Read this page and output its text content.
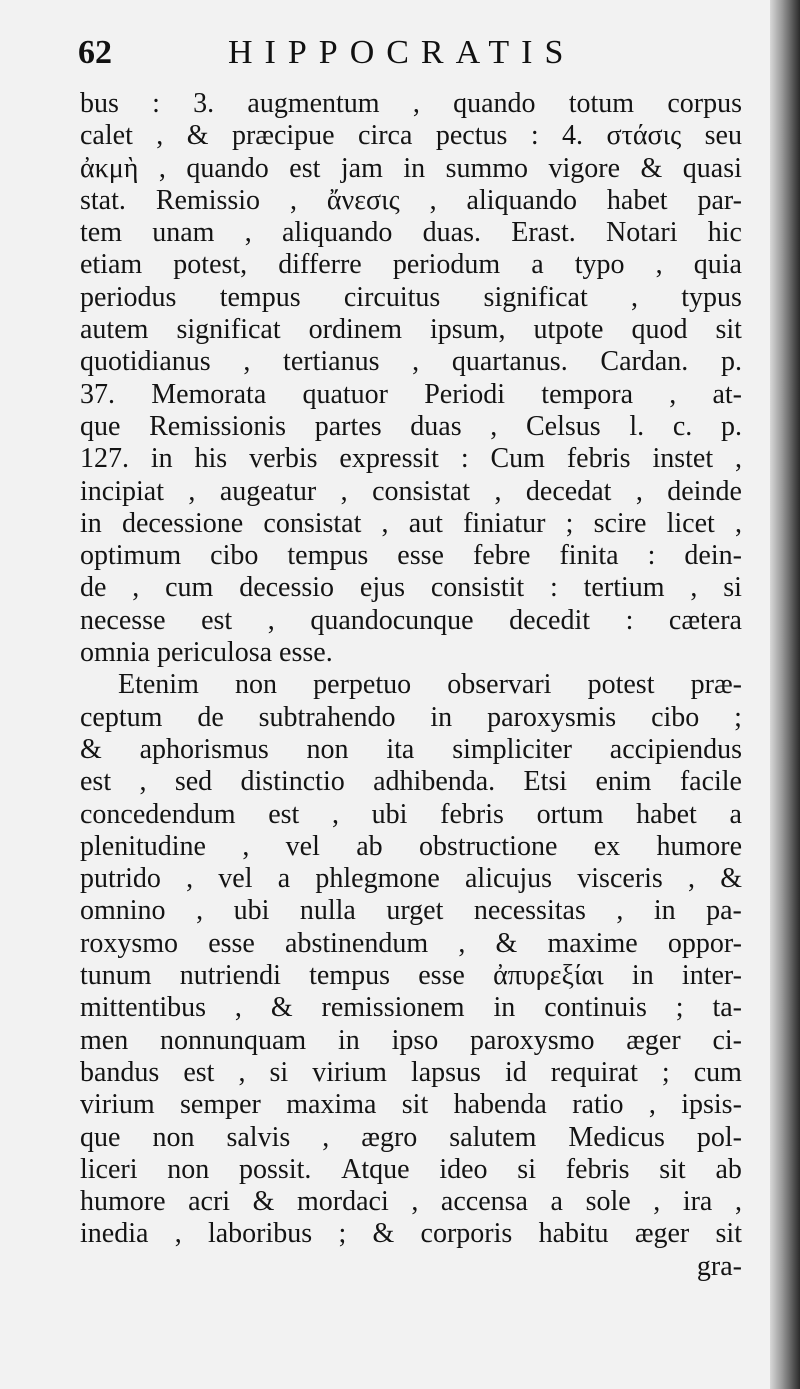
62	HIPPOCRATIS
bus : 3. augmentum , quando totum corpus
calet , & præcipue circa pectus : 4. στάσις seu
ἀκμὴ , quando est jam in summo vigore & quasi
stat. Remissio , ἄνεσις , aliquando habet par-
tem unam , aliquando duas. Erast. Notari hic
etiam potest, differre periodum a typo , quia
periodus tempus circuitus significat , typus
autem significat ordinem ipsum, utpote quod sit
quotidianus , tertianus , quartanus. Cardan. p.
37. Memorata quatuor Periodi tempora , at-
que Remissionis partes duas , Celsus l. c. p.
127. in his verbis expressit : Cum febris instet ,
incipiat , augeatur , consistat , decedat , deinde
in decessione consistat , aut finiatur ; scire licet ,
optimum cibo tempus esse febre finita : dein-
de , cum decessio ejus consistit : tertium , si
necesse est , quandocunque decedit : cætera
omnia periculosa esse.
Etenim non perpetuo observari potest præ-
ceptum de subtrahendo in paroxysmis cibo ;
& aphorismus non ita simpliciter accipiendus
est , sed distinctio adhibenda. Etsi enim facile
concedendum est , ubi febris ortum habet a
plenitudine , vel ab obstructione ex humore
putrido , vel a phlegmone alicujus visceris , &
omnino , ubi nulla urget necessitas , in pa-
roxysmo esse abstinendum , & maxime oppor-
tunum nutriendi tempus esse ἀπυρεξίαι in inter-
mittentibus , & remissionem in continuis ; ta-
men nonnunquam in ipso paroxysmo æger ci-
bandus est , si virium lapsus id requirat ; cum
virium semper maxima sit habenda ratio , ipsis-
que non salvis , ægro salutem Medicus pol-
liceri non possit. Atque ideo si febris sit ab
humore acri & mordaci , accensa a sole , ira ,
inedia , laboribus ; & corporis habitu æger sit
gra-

◆ ◆ ◆ ◆

## Your task:
Copy the listing over exactly, skipping the pictures it holds.

## Result:
Read this page and output its text content.
62	HIPPOCRATIS
bus : 3. augmentum , quando totum corpus
calet , & præcipue circa pectus : 4. στάσις seu
ἀκμὴ , quando est jam in summo vigore & quasi
stat. Remissio , ἄνεσις , aliquando habet par-
tem unam , aliquando duas. Erast. Notari hic
etiam potest, differre periodum a typo , quia
periodus tempus circuitus significat , typus
autem significat ordinem ipsum, utpote quod sit
quotidianus , tertianus , quartanus. Cardan. p.
37. Memorata quatuor Periodi tempora , at-
que Remissionis partes duas , Celsus l. c. p.
127. in his verbis expressit : Cum febris instet ,
incipiat , augeatur , consistat , decedat , deinde
in decessione consistat , aut finiatur ; scire licet ,
optimum cibo tempus esse febre finita : dein-
de , cum decessio ejus consistit : tertium , si
necesse est , quandocunque decedit : cætera
omnia periculosa esse.
Etenim non perpetuo observari potest præ-
ceptum de subtrahendo in paroxysmis cibo ;
& aphorismus non ita simpliciter accipiendus
est , sed distinctio adhibenda. Etsi enim facile
concedendum est , ubi febris ortum habet a
plenitudine , vel ab obstructione ex humore
putrido , vel a phlegmone alicujus visceris , &
omnino , ubi nulla urget necessitas , in pa-
roxysmo esse abstinendum , & maxime oppor-
tunum nutriendi tempus esse ἀπυρεξίαι in inter-
mittentibus , & remissionem in continuis ; ta-
men nonnunquam in ipso paroxysmo æger ci-
bandus est , si virium lapsus id requirat ; cum
virium semper maxima sit habenda ratio , ipsis-
que non salvis , ægro salutem Medicus pol-
liceri non possit. Atque ideo si febris sit ab
humore acri & mordaci , accensa a sole , ira ,
inedia , laboribus ; & corporis habitu æger sit
gra-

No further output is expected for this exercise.